> **Exercise prompt**:
Set the listing down again exactly, please, apart from its pictures.

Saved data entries
────────────────────────────────────────

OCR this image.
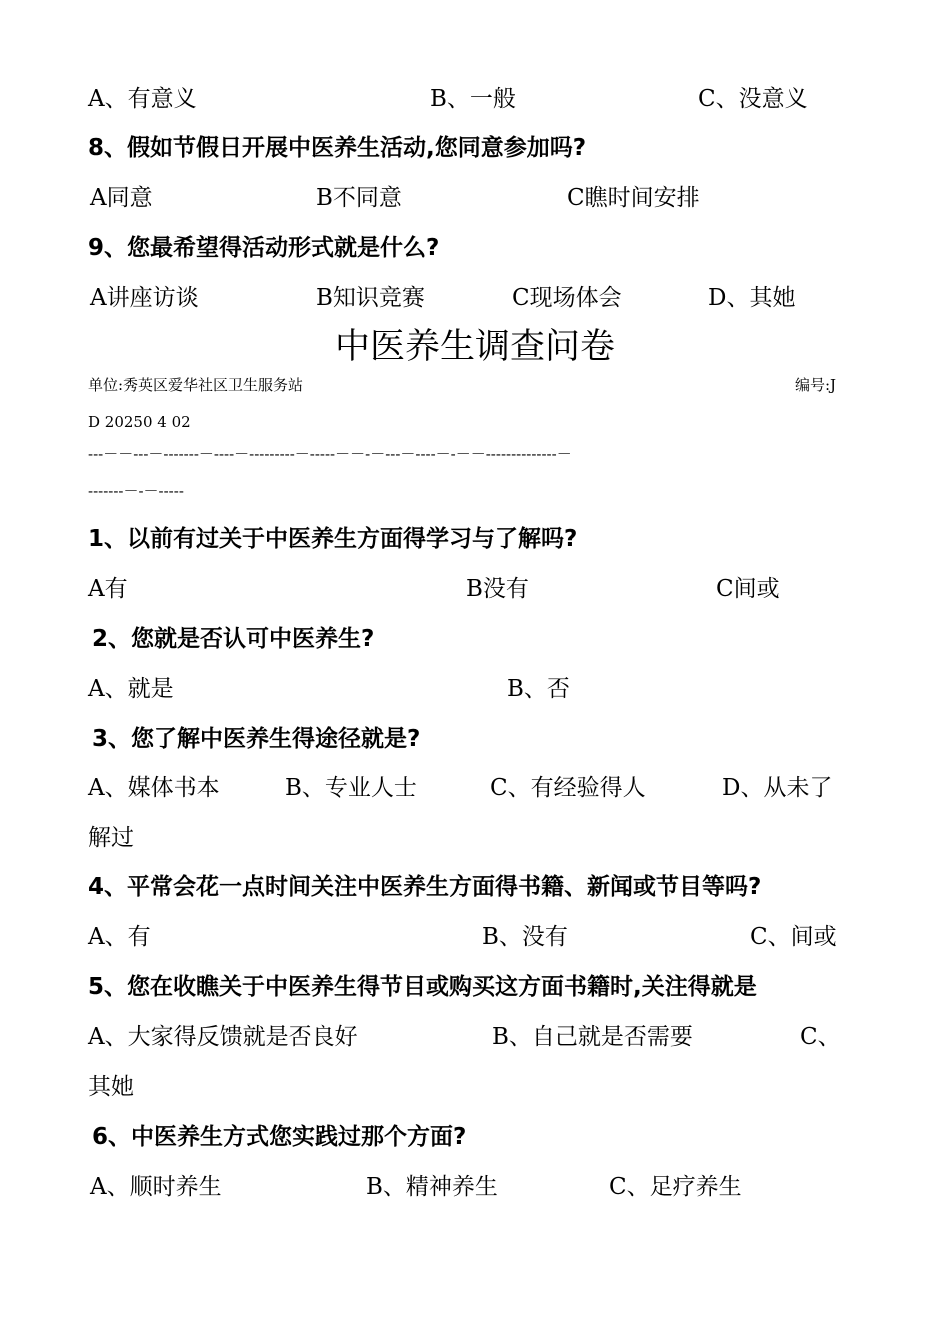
A、有意义	B、一般	C、没意义
8、假如节假日开展中医养生活动,您同意参加吗?
A同意	B不同意	C瞧时间安排
9、您最希望得活动形式就是什么?
A讲座访谈	B知识竞赛	C现场体会	D、其她
中医养生调查问卷
单位:秀英区爱华社区卫生服务站	编号:J
D 20250 4 02
---－－---－-------－----－---------－-----－－-－---－----－-－－--------------－
-------－-－-----
1、以前有过关于中医养生方面得学习与了解吗?
A有	B没有	C间或
2、您就是否认可中医养生?
A、就是	B、否
3、您了解中医养生得途径就是?
A、媒体书本	B、专业人士	C、有经验得人	D、从未了
解过
4、平常会花一点时间关注中医养生方面得书籍、新闻或节目等吗?
A、有	B、没有	C、间或
5、您在收瞧关于中医养生得节目或购买这方面书籍时,关注得就是
A、大家得反馈就是否良好	B、自己就是否需要	C、
其她
6、中医养生方式您实践过那个方面?
A、顺时养生	B、精神养生	C、足疗养生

────────────────────────────────────────

> **Result of the task**:
OCR this image.
A、有意义	B、一般	C、没意义
8、假如节假日开展中医养生活动,您同意参加吗?
A同意	B不同意	C瞧时间安排
9、您最希望得活动形式就是什么?
A讲座访谈	B知识竞赛	C现场体会	D、其她
中医养生调查问卷
单位:秀英区爱华社区卫生服务站	编号:J
D 20250 4 02
---－－---－-------－----－---------－-----－－-－---－----－-－－--------------－
-------－-－-----
1、以前有过关于中医养生方面得学习与了解吗?
A有	B没有	C间或
2、您就是否认可中医养生?
A、就是	B、否
3、您了解中医养生得途径就是?
A、媒体书本	B、专业人士	C、有经验得人	D、从未了
解过
4、平常会花一点时间关注中医养生方面得书籍、新闻或节目等吗?
A、有	B、没有	C、间或
5、您在收瞧关于中医养生得节目或购买这方面书籍时,关注得就是
A、大家得反馈就是否良好	B、自己就是否需要	C、
其她
6、中医养生方式您实践过那个方面?
A、顺时养生	B、精神养生	C、足疗养生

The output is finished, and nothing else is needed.